Goal ▸
Copy every line, leaving nothing out and adding nothing.

Dataset entries
※ ※ ※
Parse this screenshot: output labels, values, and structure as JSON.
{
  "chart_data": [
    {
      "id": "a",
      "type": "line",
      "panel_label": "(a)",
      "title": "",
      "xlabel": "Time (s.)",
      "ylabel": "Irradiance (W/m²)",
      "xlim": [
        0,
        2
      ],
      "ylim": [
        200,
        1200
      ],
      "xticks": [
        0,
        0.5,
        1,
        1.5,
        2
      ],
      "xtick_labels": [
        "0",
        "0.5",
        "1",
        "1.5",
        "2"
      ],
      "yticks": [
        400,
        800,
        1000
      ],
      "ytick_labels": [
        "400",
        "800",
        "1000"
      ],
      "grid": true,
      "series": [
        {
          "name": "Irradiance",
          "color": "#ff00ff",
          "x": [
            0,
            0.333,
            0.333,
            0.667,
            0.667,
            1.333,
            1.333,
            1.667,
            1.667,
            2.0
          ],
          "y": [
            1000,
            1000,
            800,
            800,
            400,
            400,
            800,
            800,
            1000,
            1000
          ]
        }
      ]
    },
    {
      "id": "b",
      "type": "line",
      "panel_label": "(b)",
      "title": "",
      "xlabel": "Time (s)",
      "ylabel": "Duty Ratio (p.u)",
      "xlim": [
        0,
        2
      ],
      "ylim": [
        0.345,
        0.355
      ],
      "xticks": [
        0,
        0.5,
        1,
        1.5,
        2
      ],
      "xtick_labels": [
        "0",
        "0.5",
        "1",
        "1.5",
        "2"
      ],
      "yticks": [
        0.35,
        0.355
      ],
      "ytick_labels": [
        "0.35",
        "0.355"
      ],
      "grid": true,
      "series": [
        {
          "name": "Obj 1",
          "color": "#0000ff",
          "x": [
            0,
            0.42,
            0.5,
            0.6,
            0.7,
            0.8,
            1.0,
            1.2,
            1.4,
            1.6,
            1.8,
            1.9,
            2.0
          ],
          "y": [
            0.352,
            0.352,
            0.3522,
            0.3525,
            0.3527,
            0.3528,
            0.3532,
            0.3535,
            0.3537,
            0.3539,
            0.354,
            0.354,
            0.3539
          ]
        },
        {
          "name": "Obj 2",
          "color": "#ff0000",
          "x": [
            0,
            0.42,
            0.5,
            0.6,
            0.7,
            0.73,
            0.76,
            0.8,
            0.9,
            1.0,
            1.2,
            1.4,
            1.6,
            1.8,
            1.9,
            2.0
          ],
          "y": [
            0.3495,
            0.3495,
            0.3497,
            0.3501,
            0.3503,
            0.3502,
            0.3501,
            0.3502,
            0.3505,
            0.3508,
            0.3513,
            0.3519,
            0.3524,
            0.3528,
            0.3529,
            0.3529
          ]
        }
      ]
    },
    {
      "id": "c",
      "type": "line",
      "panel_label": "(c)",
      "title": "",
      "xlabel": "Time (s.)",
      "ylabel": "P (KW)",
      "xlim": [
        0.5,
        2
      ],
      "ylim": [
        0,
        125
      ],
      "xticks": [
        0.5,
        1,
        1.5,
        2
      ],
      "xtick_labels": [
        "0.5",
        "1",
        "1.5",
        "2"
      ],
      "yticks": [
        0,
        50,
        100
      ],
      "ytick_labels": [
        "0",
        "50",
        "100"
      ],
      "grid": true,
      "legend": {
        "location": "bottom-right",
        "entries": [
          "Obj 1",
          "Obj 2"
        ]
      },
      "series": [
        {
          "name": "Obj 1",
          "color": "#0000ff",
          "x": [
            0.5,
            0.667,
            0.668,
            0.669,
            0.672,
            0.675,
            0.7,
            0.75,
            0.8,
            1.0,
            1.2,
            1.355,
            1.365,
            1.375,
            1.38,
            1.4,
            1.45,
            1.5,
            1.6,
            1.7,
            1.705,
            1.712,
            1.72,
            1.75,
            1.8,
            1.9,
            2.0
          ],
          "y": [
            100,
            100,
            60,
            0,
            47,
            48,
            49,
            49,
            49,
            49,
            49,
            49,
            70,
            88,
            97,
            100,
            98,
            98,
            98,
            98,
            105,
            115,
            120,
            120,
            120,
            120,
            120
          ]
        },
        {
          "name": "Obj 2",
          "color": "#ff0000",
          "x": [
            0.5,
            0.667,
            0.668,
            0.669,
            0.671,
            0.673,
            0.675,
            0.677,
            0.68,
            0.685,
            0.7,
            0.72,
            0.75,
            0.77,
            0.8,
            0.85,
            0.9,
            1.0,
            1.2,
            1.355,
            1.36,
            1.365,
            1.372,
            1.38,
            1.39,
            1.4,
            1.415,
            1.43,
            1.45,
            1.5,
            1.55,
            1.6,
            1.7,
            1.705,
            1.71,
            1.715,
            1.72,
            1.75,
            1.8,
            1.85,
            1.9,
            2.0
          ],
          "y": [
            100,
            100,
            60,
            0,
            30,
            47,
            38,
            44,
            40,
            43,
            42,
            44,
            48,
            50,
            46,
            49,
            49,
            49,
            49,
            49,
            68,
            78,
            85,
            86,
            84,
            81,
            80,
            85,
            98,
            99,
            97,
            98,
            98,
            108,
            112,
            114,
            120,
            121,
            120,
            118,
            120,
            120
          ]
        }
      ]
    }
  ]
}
※ ※ ※
Exercise response ▸
Parse this screenshot: output labels, values, and structure as JSON.
{
  "chart_data": [
    {
      "id": "a",
      "type": "line",
      "panel_label": "(a)",
      "title": "",
      "xlabel": "Time (s.)",
      "ylabel": "Irradiance (W/m²)",
      "xlim": [
        0,
        2
      ],
      "ylim": [
        200,
        1200
      ],
      "xticks": [
        0,
        0.5,
        1,
        1.5,
        2
      ],
      "xtick_labels": [
        "0",
        "0.5",
        "1",
        "1.5",
        "2"
      ],
      "yticks": [
        400,
        800,
        1000
      ],
      "ytick_labels": [
        "400",
        "800",
        "1000"
      ],
      "grid": true,
      "series": [
        {
          "name": "Irradiance",
          "color": "#ff00ff",
          "x": [
            0,
            0.333,
            0.333,
            0.667,
            0.667,
            1.333,
            1.333,
            1.667,
            1.667,
            2.0
          ],
          "y": [
            1000,
            1000,
            800,
            800,
            400,
            400,
            800,
            800,
            1000,
            1000
          ]
        }
      ]
    },
    {
      "id": "b",
      "type": "line",
      "panel_label": "(b)",
      "title": "",
      "xlabel": "Time (s)",
      "ylabel": "Duty Ratio (p.u)",
      "xlim": [
        0,
        2
      ],
      "ylim": [
        0.345,
        0.355
      ],
      "xticks": [
        0,
        0.5,
        1,
        1.5,
        2
      ],
      "xtick_labels": [
        "0",
        "0.5",
        "1",
        "1.5",
        "2"
      ],
      "yticks": [
        0.35,
        0.355
      ],
      "ytick_labels": [
        "0.35",
        "0.355"
      ],
      "grid": true,
      "series": [
        {
          "name": "Obj 1",
          "color": "#0000ff",
          "x": [
            0,
            0.42,
            0.5,
            0.6,
            0.7,
            0.8,
            1.0,
            1.2,
            1.4,
            1.6,
            1.8,
            1.9,
            2.0
          ],
          "y": [
            0.352,
            0.352,
            0.3522,
            0.3525,
            0.3527,
            0.3528,
            0.3532,
            0.3535,
            0.3537,
            0.3539,
            0.354,
            0.354,
            0.3539
          ]
        },
        {
          "name": "Obj 2",
          "color": "#ff0000",
          "x": [
            0,
            0.42,
            0.5,
            0.6,
            0.7,
            0.73,
            0.76,
            0.8,
            0.9,
            1.0,
            1.2,
            1.4,
            1.6,
            1.8,
            1.9,
            2.0
          ],
          "y": [
            0.3495,
            0.3495,
            0.3497,
            0.3501,
            0.3503,
            0.3502,
            0.3501,
            0.3502,
            0.3505,
            0.3508,
            0.3513,
            0.3519,
            0.3524,
            0.3528,
            0.3529,
            0.3529
          ]
        }
      ]
    },
    {
      "id": "c",
      "type": "line",
      "panel_label": "(c)",
      "title": "",
      "xlabel": "Time (s.)",
      "ylabel": "P (KW)",
      "xlim": [
        0.5,
        2
      ],
      "ylim": [
        0,
        125
      ],
      "xticks": [
        0.5,
        1,
        1.5,
        2
      ],
      "xtick_labels": [
        "0.5",
        "1",
        "1.5",
        "2"
      ],
      "yticks": [
        0,
        50,
        100
      ],
      "ytick_labels": [
        "0",
        "50",
        "100"
      ],
      "grid": true,
      "legend": {
        "location": "bottom-right",
        "entries": [
          "Obj 1",
          "Obj 2"
        ]
      },
      "series": [
        {
          "name": "Obj 1",
          "color": "#0000ff",
          "x": [
            0.5,
            0.667,
            0.668,
            0.669,
            0.672,
            0.675,
            0.7,
            0.75,
            0.8,
            1.0,
            1.2,
            1.355,
            1.365,
            1.375,
            1.38,
            1.4,
            1.45,
            1.5,
            1.6,
            1.7,
            1.705,
            1.712,
            1.72,
            1.75,
            1.8,
            1.9,
            2.0
          ],
          "y": [
            100,
            100,
            60,
            0,
            47,
            48,
            49,
            49,
            49,
            49,
            49,
            49,
            70,
            88,
            97,
            100,
            98,
            98,
            98,
            98,
            105,
            115,
            120,
            120,
            120,
            120,
            120
          ]
        },
        {
          "name": "Obj 2",
          "color": "#ff0000",
          "x": [
            0.5,
            0.667,
            0.668,
            0.669,
            0.671,
            0.673,
            0.675,
            0.677,
            0.68,
            0.685,
            0.7,
            0.72,
            0.75,
            0.77,
            0.8,
            0.85,
            0.9,
            1.0,
            1.2,
            1.355,
            1.36,
            1.365,
            1.372,
            1.38,
            1.39,
            1.4,
            1.415,
            1.43,
            1.45,
            1.5,
            1.55,
            1.6,
            1.7,
            1.705,
            1.71,
            1.715,
            1.72,
            1.75,
            1.8,
            1.85,
            1.9,
            2.0
          ],
          "y": [
            100,
            100,
            60,
            0,
            30,
            47,
            38,
            44,
            40,
            43,
            42,
            44,
            48,
            50,
            46,
            49,
            49,
            49,
            49,
            49,
            68,
            78,
            85,
            86,
            84,
            81,
            80,
            85,
            98,
            99,
            97,
            98,
            98,
            108,
            112,
            114,
            120,
            121,
            120,
            118,
            120,
            120
          ]
        }
      ]
    }
  ]
}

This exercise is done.